**EXERCISE REQUIREMENTS:** Pull every line that holds the word "года" from the entries.
┏━━
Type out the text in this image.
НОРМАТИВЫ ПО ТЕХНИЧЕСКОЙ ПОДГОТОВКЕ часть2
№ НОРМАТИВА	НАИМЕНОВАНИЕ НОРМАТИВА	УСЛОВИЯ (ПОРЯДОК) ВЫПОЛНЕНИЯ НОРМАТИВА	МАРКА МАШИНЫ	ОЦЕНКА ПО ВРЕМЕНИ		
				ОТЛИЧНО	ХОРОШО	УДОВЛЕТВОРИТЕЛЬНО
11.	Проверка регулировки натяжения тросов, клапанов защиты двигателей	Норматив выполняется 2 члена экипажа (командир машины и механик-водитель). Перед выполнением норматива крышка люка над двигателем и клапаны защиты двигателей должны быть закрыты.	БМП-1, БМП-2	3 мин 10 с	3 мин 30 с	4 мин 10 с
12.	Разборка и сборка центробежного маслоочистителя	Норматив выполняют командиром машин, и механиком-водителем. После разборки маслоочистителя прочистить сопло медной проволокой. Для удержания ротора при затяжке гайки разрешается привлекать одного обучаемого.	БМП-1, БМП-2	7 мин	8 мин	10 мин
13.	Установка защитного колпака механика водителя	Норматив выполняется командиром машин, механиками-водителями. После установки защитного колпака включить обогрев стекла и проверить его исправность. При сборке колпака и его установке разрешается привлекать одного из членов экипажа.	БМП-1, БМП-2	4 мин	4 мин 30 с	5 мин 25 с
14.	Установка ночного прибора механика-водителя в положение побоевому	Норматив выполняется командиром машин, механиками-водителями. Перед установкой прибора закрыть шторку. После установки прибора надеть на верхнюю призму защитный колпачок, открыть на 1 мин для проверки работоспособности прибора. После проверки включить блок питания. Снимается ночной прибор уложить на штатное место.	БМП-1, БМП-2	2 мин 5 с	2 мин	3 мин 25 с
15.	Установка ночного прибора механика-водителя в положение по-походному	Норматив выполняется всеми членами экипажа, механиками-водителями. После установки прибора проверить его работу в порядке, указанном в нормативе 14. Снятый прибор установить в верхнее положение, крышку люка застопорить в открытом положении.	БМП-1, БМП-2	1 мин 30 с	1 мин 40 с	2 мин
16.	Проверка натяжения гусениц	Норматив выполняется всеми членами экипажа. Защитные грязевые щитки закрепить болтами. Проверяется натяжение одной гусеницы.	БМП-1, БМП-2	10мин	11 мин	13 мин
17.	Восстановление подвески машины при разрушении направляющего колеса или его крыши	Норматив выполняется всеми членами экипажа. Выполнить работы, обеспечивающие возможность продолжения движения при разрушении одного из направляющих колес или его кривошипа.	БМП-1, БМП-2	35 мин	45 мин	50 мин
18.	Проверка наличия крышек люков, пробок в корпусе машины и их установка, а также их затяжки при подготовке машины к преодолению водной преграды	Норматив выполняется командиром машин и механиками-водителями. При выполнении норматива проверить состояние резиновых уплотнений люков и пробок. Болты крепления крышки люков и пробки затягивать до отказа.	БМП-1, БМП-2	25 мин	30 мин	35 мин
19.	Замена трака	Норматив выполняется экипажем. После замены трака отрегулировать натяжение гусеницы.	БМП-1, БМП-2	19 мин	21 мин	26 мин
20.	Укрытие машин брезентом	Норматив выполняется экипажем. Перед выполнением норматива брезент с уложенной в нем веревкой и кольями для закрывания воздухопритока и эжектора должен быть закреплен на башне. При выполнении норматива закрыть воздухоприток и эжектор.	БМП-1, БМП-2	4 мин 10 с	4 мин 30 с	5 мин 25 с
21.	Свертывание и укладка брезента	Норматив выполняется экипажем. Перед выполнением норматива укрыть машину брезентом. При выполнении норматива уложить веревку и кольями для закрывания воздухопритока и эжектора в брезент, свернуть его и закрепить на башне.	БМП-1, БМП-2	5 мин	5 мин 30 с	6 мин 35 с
┗━━
┏━━
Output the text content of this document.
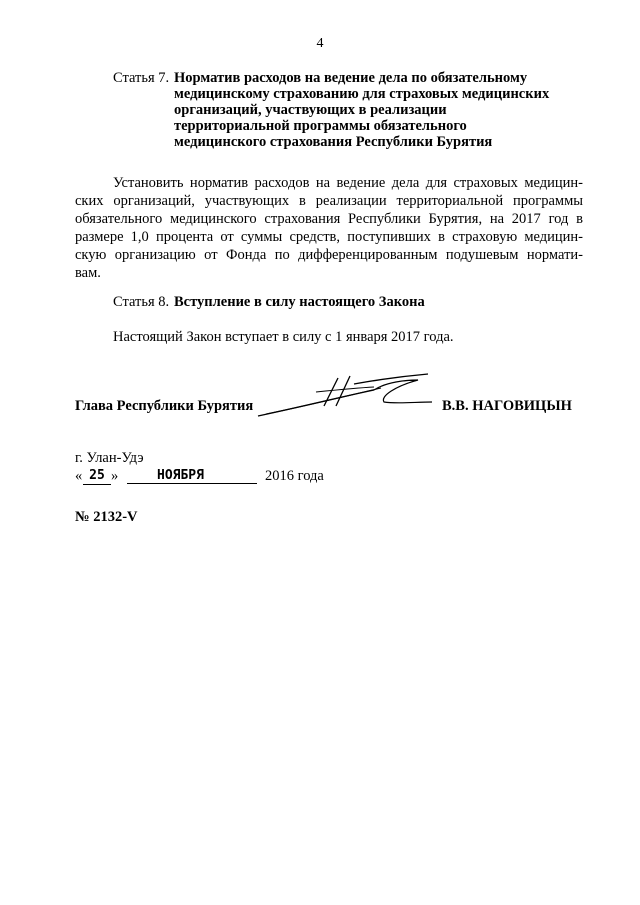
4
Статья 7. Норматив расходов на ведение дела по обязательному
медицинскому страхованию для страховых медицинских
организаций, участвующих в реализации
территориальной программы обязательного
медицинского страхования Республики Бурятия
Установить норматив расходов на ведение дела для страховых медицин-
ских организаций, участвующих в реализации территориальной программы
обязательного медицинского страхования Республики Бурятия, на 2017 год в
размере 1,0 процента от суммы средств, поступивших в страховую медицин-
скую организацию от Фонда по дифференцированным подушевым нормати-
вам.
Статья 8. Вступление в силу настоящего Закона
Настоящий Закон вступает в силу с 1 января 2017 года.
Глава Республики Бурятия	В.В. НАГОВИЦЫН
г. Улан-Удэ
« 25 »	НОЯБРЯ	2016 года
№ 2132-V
┗━━
**EXERCISE RESPONSE:**
Настоящий Закон вступает в силу с 1 января 2017 года.
« 25 »	НОЯБРЯ	2016 года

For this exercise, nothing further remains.